_WHAT YOU WILL DO:_ Update the rows from the line containing "data-point: [346, 279, 353, 287]" through the line containing "data-point: [227, 251, 235, 259]" by replacing "data-point" with "point-marker". Leave everything else unchanged, and give back only those rows.

_DATA SUPPLIED:_
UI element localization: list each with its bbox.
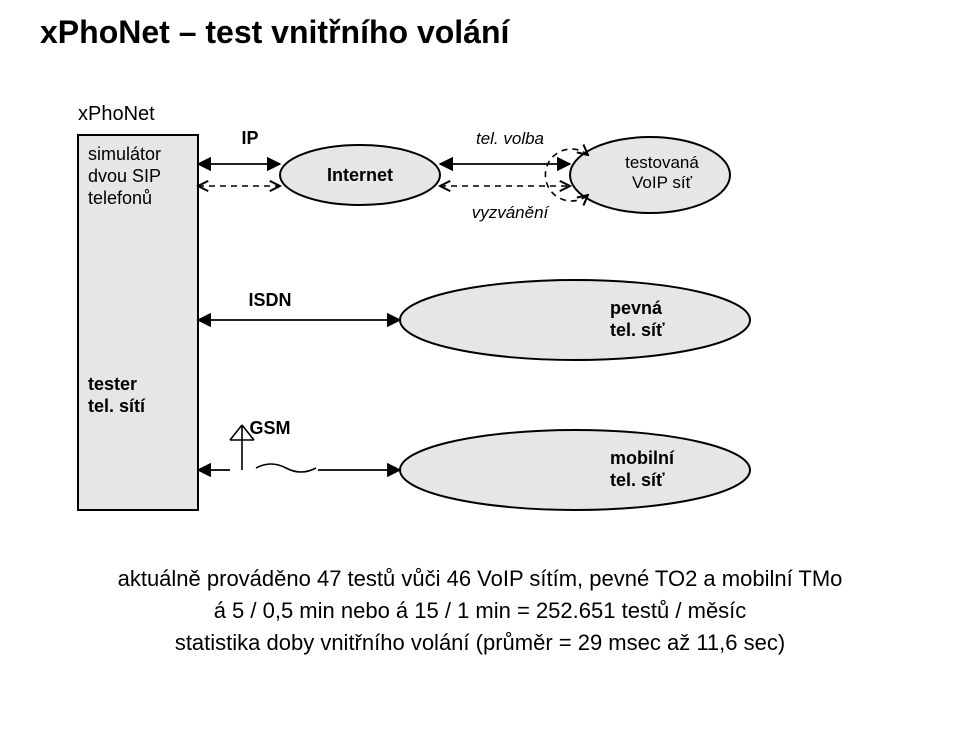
internet-label: Internet <box>327 165 393 185</box>
mobilni-label-1: mobilní <box>610 448 675 468</box>
simulator-line2: dvou SIP <box>88 166 161 186</box>
vyzvaneni-label: vyzvánění <box>472 203 551 222</box>
voip-label-2: VoIP síť <box>632 173 693 192</box>
gsm-label: GSM <box>249 418 290 438</box>
footer-line-1: aktuálně prováděno 47 testů vůči 46 VoIP… <box>0 566 960 592</box>
tester-line1: tester <box>88 374 137 394</box>
tester-line2: tel. sítí <box>88 396 146 416</box>
ip-label: IP <box>241 128 258 148</box>
tel-volba-label: tel. volba <box>476 129 544 148</box>
pevna-label-1: pevná <box>610 298 663 318</box>
pevna-node <box>400 280 750 360</box>
xphonet-label: xPhoNet <box>78 103 155 125</box>
footer-text: aktuálně prováděno 47 testů vůči 46 VoIP… <box>0 560 960 662</box>
page: xPhoNet – test vnitřního volání xPhoNet … <box>0 0 960 731</box>
isdn-label: ISDN <box>248 290 291 310</box>
voip-label-1: testovaná <box>625 153 699 172</box>
mobilni-label-2: tel. síť <box>610 470 665 490</box>
simulator-line1: simulátor <box>88 144 161 164</box>
pevna-label-2: tel. síť <box>610 320 665 340</box>
footer-line-3: statistika doby vnitřního volání (průměr… <box>0 630 960 656</box>
footer-line-2: á 5 / 0,5 min nebo á 15 / 1 min = 252.65… <box>0 598 960 624</box>
gsm-wave <box>256 464 316 472</box>
mobilni-node <box>400 430 750 510</box>
network-diagram: xPhoNet simulátor dvou SIP telefonů test… <box>60 80 760 520</box>
simulator-line3: telefonů <box>88 188 152 208</box>
page-title: xPhoNet – test vnitřního volání <box>40 14 920 51</box>
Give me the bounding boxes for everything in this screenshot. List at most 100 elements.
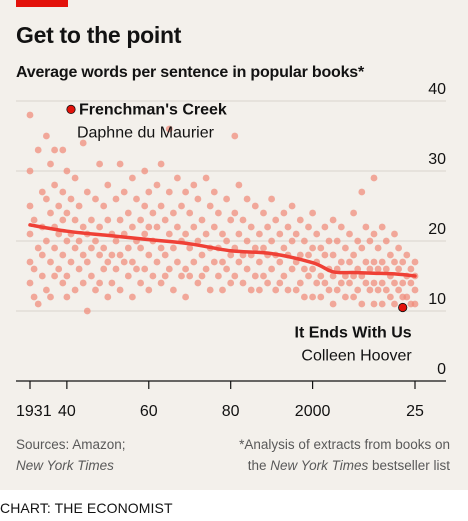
data-point: [346, 279, 353, 287]
data-point: [182, 188, 190, 196]
data-point: [301, 237, 308, 245]
data-point: [296, 279, 304, 287]
data-point: [407, 265, 415, 273]
data-point: [174, 223, 181, 231]
footnote-line-2: the New York Times bestseller list: [239, 455, 450, 476]
data-point: [272, 216, 280, 224]
data-point: [190, 258, 198, 266]
data-point: [182, 265, 190, 273]
data-point: [219, 258, 226, 266]
data-point: [350, 293, 357, 301]
chart-subtitle: Average words per sentence in popular bo…: [16, 64, 365, 81]
data-point: [227, 279, 235, 287]
data-point: [145, 251, 153, 259]
data-point: [63, 237, 71, 245]
data-point: [223, 237, 231, 245]
data-point: [370, 300, 378, 308]
data-point: [59, 279, 67, 287]
data-point: [354, 286, 362, 294]
data-point: [63, 272, 71, 280]
data-point: [51, 272, 58, 280]
data-point: [387, 293, 394, 301]
data-point: [129, 293, 136, 301]
data-point: [305, 272, 312, 280]
data-point: [256, 230, 263, 238]
data-point: [264, 279, 271, 287]
scatter-chart: 0 10 20 30 40 1931 40 60 80 2000 25 Frenchman's C…: [16, 81, 446, 420]
data-point: [79, 139, 87, 147]
data-point: [178, 272, 185, 280]
data-point: [354, 237, 362, 245]
data-point: [92, 286, 99, 294]
footnote-line-1: *Analysis of extracts from books on: [239, 437, 450, 452]
data-point: [83, 307, 91, 315]
data-point: [79, 251, 87, 259]
data-point: [100, 202, 108, 210]
data-point: [305, 223, 312, 231]
data-point: [301, 265, 308, 273]
data-point: [366, 286, 374, 294]
data-point: [288, 237, 296, 245]
chart-title: Get to the point: [16, 22, 182, 48]
data-point: [227, 251, 235, 259]
data-point: [358, 188, 366, 196]
data-point: [30, 293, 38, 301]
data-point: [292, 286, 300, 294]
data-point: [215, 272, 222, 280]
data-point: [264, 223, 271, 231]
data-point: [313, 279, 321, 287]
data-point: [63, 293, 71, 301]
data-point: [260, 209, 267, 217]
data-point: [145, 223, 153, 231]
data-point: [239, 216, 247, 224]
data-point: [206, 286, 214, 294]
data-point: [157, 202, 165, 210]
data-points: [26, 111, 419, 315]
data-point: [256, 286, 263, 294]
data-point: [137, 216, 145, 224]
data-point: [276, 230, 284, 238]
data-point: [370, 174, 378, 182]
data-point: [239, 279, 247, 287]
data-point: [235, 258, 243, 266]
data-point: [231, 209, 239, 217]
data-point: [223, 265, 231, 273]
data-point: [382, 286, 390, 294]
data-point: [83, 258, 91, 266]
data-point: [292, 230, 300, 238]
y-tick-label: 40: [428, 81, 446, 98]
y-tick-label: 10: [428, 291, 446, 308]
data-point: [350, 251, 357, 259]
data-point: [337, 279, 345, 287]
data-point: [362, 223, 370, 231]
data-point: [75, 237, 83, 245]
data-point: [157, 279, 165, 287]
data-point: [141, 167, 149, 175]
data-point: [112, 237, 120, 245]
data-point: [141, 202, 149, 210]
data-point: [210, 188, 218, 196]
data-point: [333, 286, 341, 294]
data-point: [75, 202, 83, 210]
data-point: [26, 111, 34, 119]
data-point: [305, 251, 312, 259]
data-point: [350, 209, 357, 217]
data-point: [34, 244, 42, 252]
data-point: [268, 265, 275, 273]
data-point: [104, 181, 112, 189]
data-point: [399, 279, 407, 287]
data-point: [411, 300, 419, 308]
data-point: [104, 216, 112, 224]
data-point: [194, 195, 202, 203]
x-tick-label: 25: [406, 403, 424, 420]
data-point: [317, 293, 325, 301]
data-point: [120, 258, 128, 266]
data-point: [71, 244, 79, 252]
annotations: Frenchman's Creek Daphne du Maurier It End…: [66, 101, 412, 365]
data-point: [116, 160, 124, 168]
data-point: [161, 251, 169, 259]
data-point: [194, 279, 202, 287]
highlighted-book-point: [398, 302, 408, 313]
data-point: [71, 216, 79, 224]
data-point: [124, 272, 132, 280]
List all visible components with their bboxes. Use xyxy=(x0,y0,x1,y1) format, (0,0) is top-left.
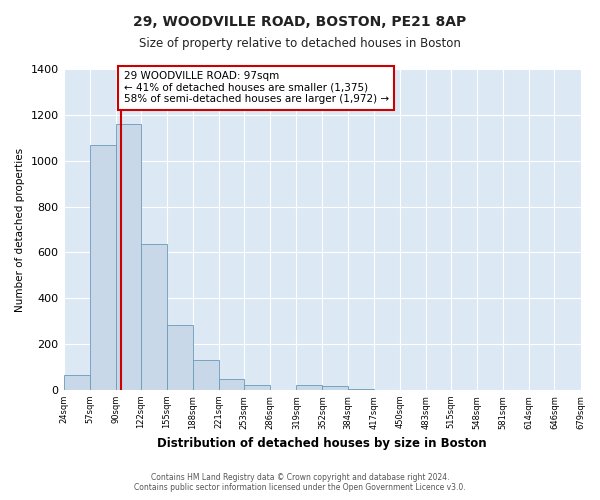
Bar xyxy=(219,379,244,390)
Text: 29, WOODVILLE ROAD, BOSTON, PE21 8AP: 29, WOODVILLE ROAD, BOSTON, PE21 8AP xyxy=(133,15,467,29)
Bar xyxy=(193,360,219,390)
Bar xyxy=(296,386,322,390)
Bar xyxy=(347,389,374,390)
Text: Contains HM Land Registry data © Crown copyright and database right 2024.
Contai: Contains HM Land Registry data © Crown c… xyxy=(134,473,466,492)
Bar xyxy=(244,386,271,390)
Text: Size of property relative to detached houses in Boston: Size of property relative to detached ho… xyxy=(139,38,461,51)
Bar xyxy=(322,386,347,390)
X-axis label: Distribution of detached houses by size in Boston: Distribution of detached houses by size … xyxy=(157,437,487,450)
Bar xyxy=(64,375,89,390)
Text: 29 WOODVILLE ROAD: 97sqm
← 41% of detached houses are smaller (1,375)
58% of sem: 29 WOODVILLE ROAD: 97sqm ← 41% of detach… xyxy=(124,72,389,104)
Bar xyxy=(167,324,193,390)
Bar xyxy=(89,144,116,390)
Y-axis label: Number of detached properties: Number of detached properties xyxy=(15,148,25,312)
Bar xyxy=(116,124,141,390)
Bar xyxy=(141,244,167,390)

_RIGHT ANSWER:_
point-marker: [346, 279, 353, 287]
point-marker: [182, 188, 190, 196]
point-marker: [301, 237, 308, 245]
point-marker: [296, 279, 304, 287]
point-marker: [407, 265, 415, 273]
point-marker: [174, 223, 181, 231]
footnote-line-2: the New York Times bestseller list: [239, 455, 450, 476]
point-marker: [272, 216, 280, 224]
point-marker: [190, 258, 198, 266]
point-marker: [182, 265, 190, 273]
point-marker: [219, 258, 226, 266]
point-marker: [350, 293, 357, 301]
chart-subtitle: Average words per sentence in popular bo…: [16, 64, 365, 81]
point-marker: [227, 279, 235, 287]
point-marker: [145, 251, 153, 259]
point-marker: [63, 237, 71, 245]
point-marker: [223, 237, 231, 245]
point-marker: [370, 300, 378, 308]
point-marker: [59, 279, 67, 287]
point-marker: [354, 286, 362, 294]
point-marker: [63, 272, 71, 280]
point-marker: [51, 272, 58, 280]
point-marker: [387, 293, 394, 301]
point-marker: [129, 293, 136, 301]
point-marker: [305, 272, 312, 280]
point-marker: [256, 230, 263, 238]
point-marker: [264, 279, 271, 287]
scatter-chart: 0 10 20 30 40 1931 40 60 80 2000 25 Frenchman's C…: [16, 81, 446, 420]
point-marker: [79, 139, 87, 147]
point-marker: [178, 272, 185, 280]
point-marker: [354, 237, 362, 245]
point-marker: [92, 286, 99, 294]
footnote-line-1: *Analysis of extracts from books on: [239, 437, 450, 452]
point-marker: [83, 307, 91, 315]
point-marker: [79, 251, 87, 259]
point-marker: [100, 202, 108, 210]
point-marker: [305, 223, 312, 231]
point-marker: [301, 265, 308, 273]
point-marker: [366, 286, 374, 294]
point-marker: [288, 237, 296, 245]
chart-title: Get to the point: [16, 22, 182, 48]
point-marker: [227, 251, 235, 259]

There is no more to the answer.